* **Document excerpt**:
┄┄┄┄┄┄

Much like how Vega 7 gives performance and pricing of 2 year old 1080Ti? The reality is that these cards are expensive to make and we have had a stalling out on GPU perf/$ from everyone.

It sucks for consumers, but it has to do with increased productions costs and unwillingness (should be no surprise) of manufacturers, to eat those costs.
 

Hans Gruber

Platinum Member
Dec 23, 2006
2,131
1,088
136
Much like how Vega 7 gives performance and pricing of 2 year old 1080Ti? The reality is that these cards are expensive to make and we have had a stalling out on GPU perf/$ from everyone.

It sucks for consumers, but it has to do with increased productions costs and unwillingness (should be no surprise) of manufacturers, to eat those costs.
So when cost gets out of hand what do you do? You lie, cheat and steal. Then you asked what any currency is backed by. Nothing.
 
  • Like
Reactions: Feld

happy medium

Lifer
Jun 8, 2003
14,387
480
126
Wikipedia lists both the 1060 and 1070 as TU106 with the exact same die size and number of transistors. Characterizing the 2060 is up to interpretation, but it is a die that has been cut down from the 2070, unless wikipedia is wrong.

https://en.wikipedia.org/wiki/GeForce_20_series
The 1070 was a 104 card the 1060 was a 106 I believe. Not the same die, the 1070 was a cut down 1080.
The 2060 and 2070 are from the same die.
I think the 1160 is made on the 116 die.
 

happy medium

Lifer
Jun 8, 2003
14,387
480
126
It is an x60 card. If it was x70 then it would perform similarly to the 1080Ti.
But only when you go from 28nm to 14nm not a simple refresh from 14nm to 12nm.
Remember we were supposed to have a 20nm card .Pascal was a 2 node jump, you shouldnt expect to see that kind of performance jump again.
 

happy medium

Lifer
Jun 8, 2003
14,387
480
126
Silicon cost/area have gone up each generation as well. So you can really only compare a couple of generations back and:


960 die: 220 mm2
1060 die: 200 mm2
2060 die: 445 mm2

2060 is clearly a MASSIVE increase and a far outlier. Margins would shrink significantly if NVidia ate the cost increase.

I know in a nice fantasy world where GPU makers exist to make you happy, that would happen, but the real world doesn't work that way.

The production costs have increased by a large amount, and it's being passed on to the consumers, as expected.
Yes and lets not forget the increase in performance.
The 1060 to 1070 performance difference was 37%. The 2060 to 2070 is 19%. That's why its more expensive.

Remember the gtx960 performance vs the 970 was like a 50% difference.

┄┄┄┄┄┄

* **Listed records**:
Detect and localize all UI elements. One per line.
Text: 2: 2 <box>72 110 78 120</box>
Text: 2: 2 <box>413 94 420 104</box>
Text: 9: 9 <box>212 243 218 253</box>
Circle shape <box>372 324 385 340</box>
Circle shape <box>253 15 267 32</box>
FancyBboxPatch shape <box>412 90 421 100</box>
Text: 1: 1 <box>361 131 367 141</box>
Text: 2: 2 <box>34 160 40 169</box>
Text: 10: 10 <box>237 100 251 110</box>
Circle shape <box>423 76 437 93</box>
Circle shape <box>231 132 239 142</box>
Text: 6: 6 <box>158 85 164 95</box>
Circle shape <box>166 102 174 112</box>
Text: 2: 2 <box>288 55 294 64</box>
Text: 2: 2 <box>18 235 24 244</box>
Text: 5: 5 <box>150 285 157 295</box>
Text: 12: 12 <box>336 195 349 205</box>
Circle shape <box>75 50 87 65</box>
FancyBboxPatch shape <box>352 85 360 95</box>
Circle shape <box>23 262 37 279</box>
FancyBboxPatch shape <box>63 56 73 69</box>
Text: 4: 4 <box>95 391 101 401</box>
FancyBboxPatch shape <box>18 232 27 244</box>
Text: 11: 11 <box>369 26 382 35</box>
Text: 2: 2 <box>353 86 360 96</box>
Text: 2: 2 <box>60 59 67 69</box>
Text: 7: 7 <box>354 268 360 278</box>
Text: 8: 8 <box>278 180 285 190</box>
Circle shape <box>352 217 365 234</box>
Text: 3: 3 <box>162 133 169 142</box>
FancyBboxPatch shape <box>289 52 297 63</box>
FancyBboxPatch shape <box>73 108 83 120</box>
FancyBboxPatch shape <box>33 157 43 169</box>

┄┄┄┄┄┄

* **Work instruction 1**: From the GPU forum thread, list each graphics card die size it gives, along with the card it belongs to.
* **Work instruction 2**: Write the next part of the GPU forum thread, continuing after its last sentence.

* **Task answer 1**:
960 die: 220 mm2
1060 die: 200 mm2
2060 die: 445 mm2

* **Task answer 2**:
It seems they are moving thwe 1060 up the ladder to fill that big hole between the 1060 and 1070 type cards.
 

VirtualLarry

No Lifer
Aug 25, 2001
56,324
10,034
126
Geeze, I mean, maybe these prices would be justified, if the GPUs were indeed 7nm products, but they're not. It's just a simple partial-node-shrink, with a new arch., on a relatively mature process. It shouldn't cost that much to actually produce, the costs I assume are mostly paying back the R&D. And seeing as how the "pipeline" for RTX, DXRT, was written by MS (I assume?), then how much R&D did NVidia put in? Maybe all of that supercomputer time for the DLSS (which I regard as mostly voodoo computer "science"), cost the big bucks?

Or maybe, like most here think, this is just a big "money grab" by NVidia, because the writing is on the wall with their stock price decline... they are on the way out of relevancy.
 

happy medium

Lifer
Jun 8, 2003
14,387
480
126
Geeze, I mean, maybe these prices would be justified, if the GPUs were indeed 7nm products, but they're not. It's just a simple partial-node-shrink, with a new arch., on a relatively mature process. It shouldn't cost that much to actually produce, the costs I assume are mostly paying back the R&D. And seeing as how the "pipeline" for RTX, DXRT, was written by MS (I assume?), then how much R&D did NVidia put in? Maybe all of that supercomputer time for the DLSS (which I regard as mostly voodoo computer "science"), cost the big bucks?

Or maybe, like most here think, this is just a big "money grab" by NVidia, because the writing is on the wall with their stock price decline... they are on the way out of relevancy.
Normal video cards are less than 5 years these have been part of the R and D for 10 years.